Instructions for the task
Copy the records below exactly, omitting any pictures they contain.

### Dataset entries

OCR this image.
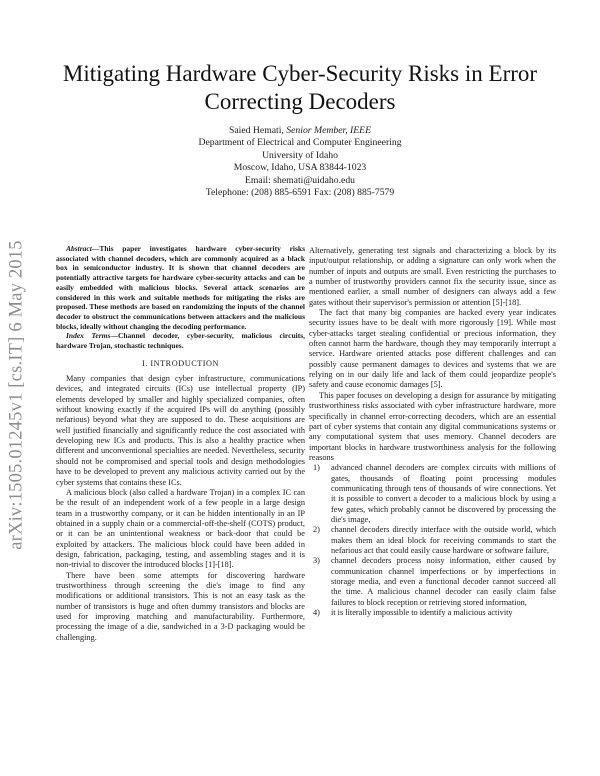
arXiv:1505.01245v1 [cs.IT] 6 May 2015
Mitigating Hardware Cyber-Security Risks in Error
Correcting Decoders
Saied Hemati, Senior Member, IEEE
Department of Electrical and Computer Engineering
University of Idaho
Moscow, Idaho, USA 83844-1023
Email: shemati@uidaho.edu
Telephone: (208) 885-6591 Fax: (208) 885-7579

Abstract—This paper investigates hardware cyber-security risks associated with channel decoders, which are commonly acquired as a black box in semiconductor industry. It is shown that channel decoders are potentially attractive targets for hardware cyber-security attacks and can be easily embedded with malicious blocks. Several attack scenarios are considered in this work and suitable methods for mitigating the risks are proposed. These methods are based on randomizing the inputs of the channel decoder to obstruct the communications between attackers and the malicious blocks, ideally without changing the decoding performance.

Index Terms—Channel decoder, cyber-security, malicious circuits, hardware Trojan, stochastic techniques.

I. INTRODUCTION

Many companies that design cyber infrastructure, communications devices, and integrated circuits (ICs) use intellectual property (IP) elements developed by smaller and highly specialized companies, often without knowing exactly if the acquired IPs will do anything (possibly nefarious) beyond what they are supposed to do. These acquisitions are well justified financially and significantly reduce the cost associated with developing new ICs and products. This is also a healthy practice when different and unconventional specialties are needed. Nevertheless, security should not be compromised and special tools and design methodologies have to be developed to prevent any malicious activity carried out by the cyber systems that contains these ICs.

A malicious block (also called a hardware Trojan) in a complex IC can be the result of an independent work of a few people in a large design team in a trustworthy company, or it can be hidden intentionally in an IP obtained in a supply chain or a commercial-off-the-shelf (COTS) product, or it can be an unintentional weakness or back-door that could be exploited by attackers. The malicious block could have been added in design, fabrication, packaging, testing, and assembling stages and it is non-trivial to discover the introduced blocks [1]-[18].

There have been some attempts for discovering hardware trustworthiness through screening the die's image to find any modifications or additional transistors. This is not an easy task as the number of transistors is huge and often dummy transistors and blocks are used for improving matching and manufacturability. Furthermore, processing the image of a die, sandwiched in a 3-D packaging would be challenging.

Alternatively, generating test signals and characterizing a block by its input/output relationship, or adding a signature can only work when the number of inputs and outputs are small. Even restricting the purchases to a number of trustworthy providers cannot fix the security issue, since as mentioned earlier, a small number of designers can always add a few gates without their supervisor's permission or attention [5]-[18].

The fact that many big companies are hacked every year indicates security issues have to be dealt with more rigorously [19]. While most cyber-attacks target stealing confidential or precious information, they often cannot harm the hardware, though they may temporarily interrupt a service. Hardware oriented attacks pose different challenges and can possibly cause permanent damages to devices and systems that we are relying on in our daily life and lack of them could jeopardize people's safety and cause economic damages [5].

This paper focuses on developing a design for assurance by mitigating trustworthiness risks associated with cyber infrastructure hardware, more specifically in channel error-correcting decoders, which are an essential part of cyber systems that contain any digital communications systems or any computational system that uses memory. Channel decoders are important blocks in hardware trustworthiness analysis for the following reasons

1) advanced channel decoders are complex circuits with millions of gates, thousands of floating point processing modules communicating through tens of thousands of wire connections. Yet it is possible to convert a decoder to a malicious block by using a few gates, which probably cannot be discovered by processing the die's image,
2) channel decoders directly interface with the outside world, which makes them an ideal block for receiving commands to start the nefarious act that could easily cause hardware or software failure,
3) channel decoders process noisy information, either caused by communication channel imperfections or by imperfections in storage media, and even a functional decoder cannot succeed all the time. A malicious channel decoder can easily claim false failures to block reception or retrieving stored information,
4) it is literally impossible to identify a malicious activity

######

Answer to this exercise
OCR this image.
arXiv:1505.01245v1 [cs.IT] 6 May 2015
Mitigating Hardware Cyber-Security Risks in Error
Correcting Decoders
Saied Hemati, Senior Member, IEEE
Department of Electrical and Computer Engineering
University of Idaho
Moscow, Idaho, USA 83844-1023
Email: shemati@uidaho.edu
Telephone: (208) 885-6591 Fax: (208) 885-7579

Abstract—This paper investigates hardware cyber-security risks associated with channel decoders, which are commonly acquired as a black box in semiconductor industry. It is shown that channel decoders are potentially attractive targets for hardware cyber-security attacks and can be easily embedded with malicious blocks. Several attack scenarios are considered in this work and suitable methods for mitigating the risks are proposed. These methods are based on randomizing the inputs of the channel decoder to obstruct the communications between attackers and the malicious blocks, ideally without changing the decoding performance.

Index Terms—Channel decoder, cyber-security, malicious circuits, hardware Trojan, stochastic techniques.

I. INTRODUCTION

Many companies that design cyber infrastructure, communications devices, and integrated circuits (ICs) use intellectual property (IP) elements developed by smaller and highly specialized companies, often without knowing exactly if the acquired IPs will do anything (possibly nefarious) beyond what they are supposed to do. These acquisitions are well justified financially and significantly reduce the cost associated with developing new ICs and products. This is also a healthy practice when different and unconventional specialties are needed. Nevertheless, security should not be compromised and special tools and design methodologies have to be developed to prevent any malicious activity carried out by the cyber systems that contains these ICs.

A malicious block (also called a hardware Trojan) in a complex IC can be the result of an independent work of a few people in a large design team in a trustworthy company, or it can be hidden intentionally in an IP obtained in a supply chain or a commercial-off-the-shelf (COTS) product, or it can be an unintentional weakness or back-door that could be exploited by attackers. The malicious block could have been added in design, fabrication, packaging, testing, and assembling stages and it is non-trivial to discover the introduced blocks [1]-[18].

There have been some attempts for discovering hardware trustworthiness through screening the die's image to find any modifications or additional transistors. This is not an easy task as the number of transistors is huge and often dummy transistors and blocks are used for improving matching and manufacturability. Furthermore, processing the image of a die, sandwiched in a 3-D packaging would be challenging.

Alternatively, generating test signals and characterizing a block by its input/output relationship, or adding a signature can only work when the number of inputs and outputs are small. Even restricting the purchases to a number of trustworthy providers cannot fix the security issue, since as mentioned earlier, a small number of designers can always add a few gates without their supervisor's permission or attention [5]-[18].

The fact that many big companies are hacked every year indicates security issues have to be dealt with more rigorously [19]. While most cyber-attacks target stealing confidential or precious information, they often cannot harm the hardware, though they may temporarily interrupt a service. Hardware oriented attacks pose different challenges and can possibly cause permanent damages to devices and systems that we are relying on in our daily life and lack of them could jeopardize people's safety and cause economic damages [5].

This paper focuses on developing a design for assurance by mitigating trustworthiness risks associated with cyber infrastructure hardware, more specifically in channel error-correcting decoders, which are an essential part of cyber systems that contain any digital communications systems or any computational system that uses memory. Channel decoders are important blocks in hardware trustworthiness analysis for the following reasons

1) advanced channel decoders are complex circuits with millions of gates, thousands of floating point processing modules communicating through tens of thousands of wire connections. Yet it is possible to convert a decoder to a malicious block by using a few gates, which probably cannot be discovered by processing the die's image,
2) channel decoders directly interface with the outside world, which makes them an ideal block for receiving commands to start the nefarious act that could easily cause hardware or software failure,
3) channel decoders process noisy information, either caused by communication channel imperfections or by imperfections in storage media, and even a functional decoder cannot succeed all the time. A malicious channel decoder can easily claim false failures to block reception or retrieving stored information,
4) it is literally impossible to identify a malicious activity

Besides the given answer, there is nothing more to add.